** EXTRACTED DATA follows **
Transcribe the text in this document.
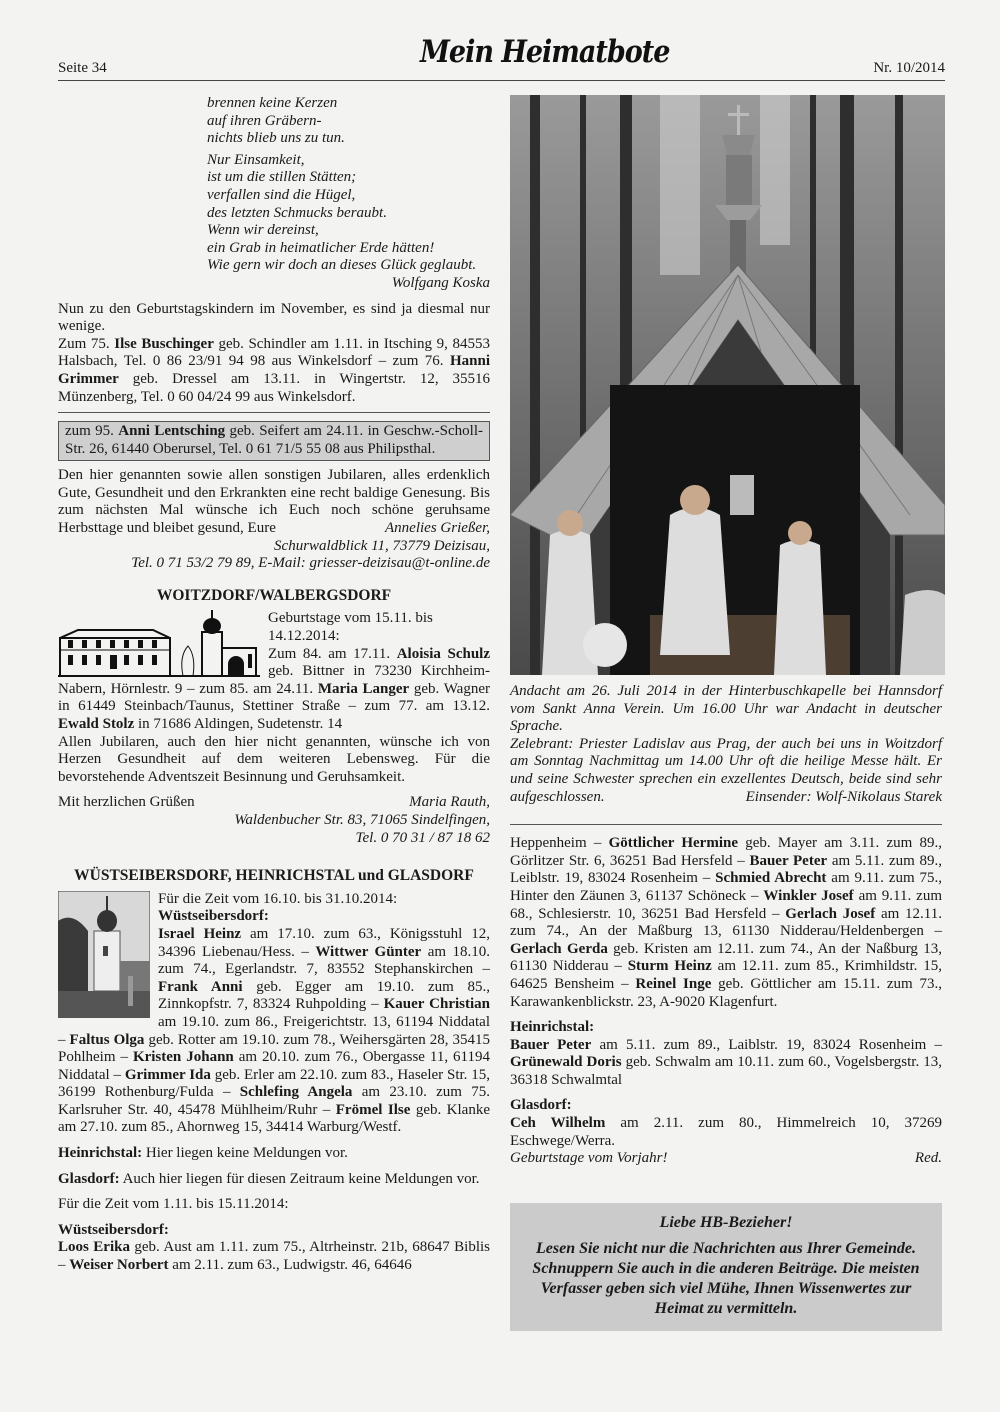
Seite 34	Mein Heimatbote	Nr. 10/2014
brennen keine Kerzen
auf ihren Gräbern-
nichts blieb uns zu tun.
Nur Einsamkeit,
ist um die stillen Stätten;
verfallen sind die Hügel,
des letzten Schmucks beraubt.
Wenn wir dereinst,
ein Grab in heimatlicher Erde hätten!
Wie gern wir doch an dieses Glück geglaubt.
Wolfgang Koska

Nun zu den Geburtstagskindern im November, es sind ja diesmal nur wenige.

Zum 75. Ilse Buschinger geb. Schindler am 1.11. in Itsching 9, 84553 Halsbach, Tel. 0 86 23/91 94 98 aus Winkelsdorf – zum 76. Hanni Grimmer geb. Dressel am 13.11. in Wingertstr. 12, 35516 Münzenberg, Tel. 0 60 04/24 99 aus Winkelsdorf.

zum 95. Anni Lentsching geb. Seifert am 24.11. in Geschw.-Scholl-Str. 26, 61440 Oberursel, Tel. 0 61 71/5 55 08 aus Philipsthal.

Den hier genannten sowie allen sonstigen Jubilaren, alles erdenklich Gute, Gesundheit und den Erkrankten eine recht baldige Genesung. Bis zum nächsten Mal wünsche ich Euch noch schöne geruhsame Herbsttage und bleibet gesund, Eure	Annelies Grießer,

Schurwaldblick 11, 73779 Deizisau,
Tel. 0 71 53/2 79 89, E-Mail: griesser-deizisau@t-online.de
WOITZDORF/WALBERGSDORF

Geburtstage vom 15.11. bis 14.12.2014:

Zum 84. am 17.11. Aloisia Schulz geb. Bittner in 73230 Kirchheim-Nabern, Hörnlestr. 9 – zum 85. am 24.11. Maria Langer geb. Wagner in 61449 Steinbach/Taunus, Stettiner Straße – zum 77. am 13.12. Ewald Stolz in 71686 Aldingen, Sudetenstr. 14

Allen Jubilaren, auch den hier nicht genannten, wünsche ich von Herzen Gesundheit auf dem weiteren Lebensweg. Für die bevorstehende Adventszeit Besinnung und Geruhsamkeit.

Mit herzlichen Grüßen	Maria Rauth,
Waldenbucher Str. 83, 71065 Sindelfingen,
Tel. 0 70 31 / 87 18 62
WÜSTSEIBERSDORF, HEINRICHSTAL und GLASDORF

Für die Zeit vom 16.10. bis 31.10.2014:

Wüstseibersdorf:

Israel Heinz am 17.10. zum 63., Königsstuhl 12, 34396 Liebenau/Hess. – Wittwer Günter am 18.10. zum 74., Egerlandstr. 7, 83552 Stephanskirchen – Frank Anni geb. Egger am 19.10. zum 85., Zinnkopfstr. 7, 83324 Ruhpolding – Kauer Christian am 19.10. zum 86., Freigerichtstr. 13, 61194 Niddatal – Faltus Olga geb. Rotter am 19.10. zum 78., Weihersgärten 28, 35415 Pohlheim – Kristen Johann am 20.10. zum 76., Obergasse 11, 61194 Niddatal – Grimmer Ida geb. Erler am 22.10. zum 83., Haseler Str. 15, 36199 Rothenburg/Fulda – Schlefing Angela am 23.10. zum 75. Karlsruher Str. 40, 45478 Mühlheim/Ruhr – Frömel Ilse geb. Klanke am 27.10. zum 85., Ahornweg 15, 34414 Warburg/Westf.

Heinrichstal: Hier liegen keine Meldungen vor.

Glasdorf: Auch hier liegen für diesen Zeitraum keine Meldungen vor.

Für die Zeit vom 1.11. bis 15.11.2014:

Wüstseibersdorf:

Loos Erika geb. Aust am 1.11. zum 75., Altrheinstr. 21b, 68647 Biblis – Weiser Norbert am 2.11. zum 63., Ludwigstr. 46, 64646

Andacht am 26. Juli 2014 in der Hinterbuschkapelle bei Hannsdorf vom Sankt Anna Verein. Um 16.00 Uhr war Andacht in deutscher Sprache.

Zelebrant: Priester Ladislav aus Prag, der auch bei uns in Woitzdorf am Sonntag Nachmittag um 14.00 Uhr oft die heilige Messe hält. Er und seine Schwester sprechen ein exzellentes Deutsch, beide sind sehr aufgeschlossen.	Einsender: Wolf-Nikolaus Starek

Heppenheim – Göttlicher Hermine geb. Mayer am 3.11. zum 89., Görlitzer Str. 6, 36251 Bad Hersfeld – Bauer Peter am 5.11. zum 89., Leiblstr. 19, 83024 Rosenheim – Schmied Abrecht am 9.11. zum 75., Hinter den Zäunen 3, 61137 Schöneck – Winkler Josef am 9.11. zum 68., Schlesierstr. 10, 36251 Bad Hersfeld – Gerlach Josef am 12.11. zum 74., An der Maßburg 13, 61130 Nidderau/Heldenbergen – Gerlach Gerda geb. Kristen am 12.11. zum 74., An der Naßburg 13, 61130 Nidderau – Sturm Heinz am 12.11. zum 85., Krimhildstr. 15, 64625 Bensheim – Reinel Inge geb. Göttlicher am 15.11. zum 73., Karawankenblickstr. 23, A-9020 Klagenfurt.

Heinrichstal:

Bauer Peter am 5.11. zum 89., Laiblstr. 19, 83024 Rosenheim – Grünewald Doris geb. Schwalm am 10.11. zum 60., Vogelsbergstr. 13, 36318 Schwalmtal

Glasdorf:

Ceh Wilhelm am 2.11. zum 80., Himmelreich 10, 37269 Eschwege/Werra.

Geburtstage vom Vorjahr!	Red.
Liebe HB-Bezieher!
Lesen Sie nicht nur die Nachrichten aus Ihrer Gemeinde. Schnuppern Sie auch in die anderen Beiträge. Die meisten Verfasser geben sich viel Mühe, Ihnen Wissenwertes zur Heimat zu vermitteln.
** End of EXTRACTED DATA **
▶ TASK GOAL: When you copy the entries above, keep every word exactly and omit the images.

▶ OUTPUT FOR THIS EXERCISE:
Transcribe the text in this document.
Seite 34	Mein Heimatbote	Nr. 10/2014
brennen keine Kerzen
auf ihren Gräbern-
nichts blieb uns zu tun.
Nur Einsamkeit,
ist um die stillen Stätten;
verfallen sind die Hügel,
des letzten Schmucks beraubt.
Wenn wir dereinst,
ein Grab in heimatlicher Erde hätten!
Wie gern wir doch an dieses Glück geglaubt.
Wolfgang Koska

Nun zu den Geburtstagskindern im November, es sind ja diesmal nur wenige.

Zum 75. Ilse Buschinger geb. Schindler am 1.11. in Itsching 9, 84553 Halsbach, Tel. 0 86 23/91 94 98 aus Winkelsdorf – zum 76. Hanni Grimmer geb. Dressel am 13.11. in Wingertstr. 12, 35516 Münzenberg, Tel. 0 60 04/24 99 aus Winkelsdorf.

zum 95. Anni Lentsching geb. Seifert am 24.11. in Geschw.-Scholl-Str. 26, 61440 Oberursel, Tel. 0 61 71/5 55 08 aus Philipsthal.

Den hier genannten sowie allen sonstigen Jubilaren, alles erdenklich Gute, Gesundheit und den Erkrankten eine recht baldige Genesung. Bis zum nächsten Mal wünsche ich Euch noch schöne geruhsame Herbsttage und bleibet gesund, Eure	Annelies Grießer,

Schurwaldblick 11, 73779 Deizisau,
Tel. 0 71 53/2 79 89, E-Mail: griesser-deizisau@t-online.de
WOITZDORF/WALBERGSDORF

Geburtstage vom 15.11. bis 14.12.2014:

Zum 84. am 17.11. Aloisia Schulz geb. Bittner in 73230 Kirchheim-Nabern, Hörnlestr. 9 – zum 85. am 24.11. Maria Langer geb. Wagner in 61449 Steinbach/Taunus, Stettiner Straße – zum 77. am 13.12. Ewald Stolz in 71686 Aldingen, Sudetenstr. 14

Allen Jubilaren, auch den hier nicht genannten, wünsche ich von Herzen Gesundheit auf dem weiteren Lebensweg. Für die bevorstehende Adventszeit Besinnung und Geruhsamkeit.

Mit herzlichen Grüßen	Maria Rauth,
Waldenbucher Str. 83, 71065 Sindelfingen,
Tel. 0 70 31 / 87 18 62
WÜSTSEIBERSDORF, HEINRICHSTAL und GLASDORF

Für die Zeit vom 16.10. bis 31.10.2014:

Wüstseibersdorf:

Israel Heinz am 17.10. zum 63., Königsstuhl 12, 34396 Liebenau/Hess. – Wittwer Günter am 18.10. zum 74., Egerlandstr. 7, 83552 Stephanskirchen – Frank Anni geb. Egger am 19.10. zum 85., Zinnkopfstr. 7, 83324 Ruhpolding – Kauer Christian am 19.10. zum 86., Freigerichtstr. 13, 61194 Niddatal – Faltus Olga geb. Rotter am 19.10. zum 78., Weihersgärten 28, 35415 Pohlheim – Kristen Johann am 20.10. zum 76., Obergasse 11, 61194 Niddatal – Grimmer Ida geb. Erler am 22.10. zum 83., Haseler Str. 15, 36199 Rothenburg/Fulda – Schlefing Angela am 23.10. zum 75. Karlsruher Str. 40, 45478 Mühlheim/Ruhr – Frömel Ilse geb. Klanke am 27.10. zum 85., Ahornweg 15, 34414 Warburg/Westf.

Heinrichstal: Hier liegen keine Meldungen vor.

Glasdorf: Auch hier liegen für diesen Zeitraum keine Meldungen vor.

Für die Zeit vom 1.11. bis 15.11.2014:

Wüstseibersdorf:

Loos Erika geb. Aust am 1.11. zum 75., Altrheinstr. 21b, 68647 Biblis – Weiser Norbert am 2.11. zum 63., Ludwigstr. 46, 64646

Andacht am 26. Juli 2014 in der Hinterbuschkapelle bei Hannsdorf vom Sankt Anna Verein. Um 16.00 Uhr war Andacht in deutscher Sprache.

Zelebrant: Priester Ladislav aus Prag, der auch bei uns in Woitzdorf am Sonntag Nachmittag um 14.00 Uhr oft die heilige Messe hält. Er und seine Schwester sprechen ein exzellentes Deutsch, beide sind sehr aufgeschlossen.	Einsender: Wolf-Nikolaus Starek

Heppenheim – Göttlicher Hermine geb. Mayer am 3.11. zum 89., Görlitzer Str. 6, 36251 Bad Hersfeld – Bauer Peter am 5.11. zum 89., Leiblstr. 19, 83024 Rosenheim – Schmied Abrecht am 9.11. zum 75., Hinter den Zäunen 3, 61137 Schöneck – Winkler Josef am 9.11. zum 68., Schlesierstr. 10, 36251 Bad Hersfeld – Gerlach Josef am 12.11. zum 74., An der Maßburg 13, 61130 Nidderau/Heldenbergen – Gerlach Gerda geb. Kristen am 12.11. zum 74., An der Naßburg 13, 61130 Nidderau – Sturm Heinz am 12.11. zum 85., Krimhildstr. 15, 64625 Bensheim – Reinel Inge geb. Göttlicher am 15.11. zum 73., Karawankenblickstr. 23, A-9020 Klagenfurt.

Heinrichstal:

Bauer Peter am 5.11. zum 89., Laiblstr. 19, 83024 Rosenheim – Grünewald Doris geb. Schwalm am 10.11. zum 60., Vogelsbergstr. 13, 36318 Schwalmtal

Glasdorf:

Ceh Wilhelm am 2.11. zum 80., Himmelreich 10, 37269 Eschwege/Werra.

Geburtstage vom Vorjahr!	Red.
Liebe HB-Bezieher!
Lesen Sie nicht nur die Nachrichten aus Ihrer Gemeinde. Schnuppern Sie auch in die anderen Beiträge. Die meisten Verfasser geben sich viel Mühe, Ihnen Wissenwertes zur Heimat zu vermitteln.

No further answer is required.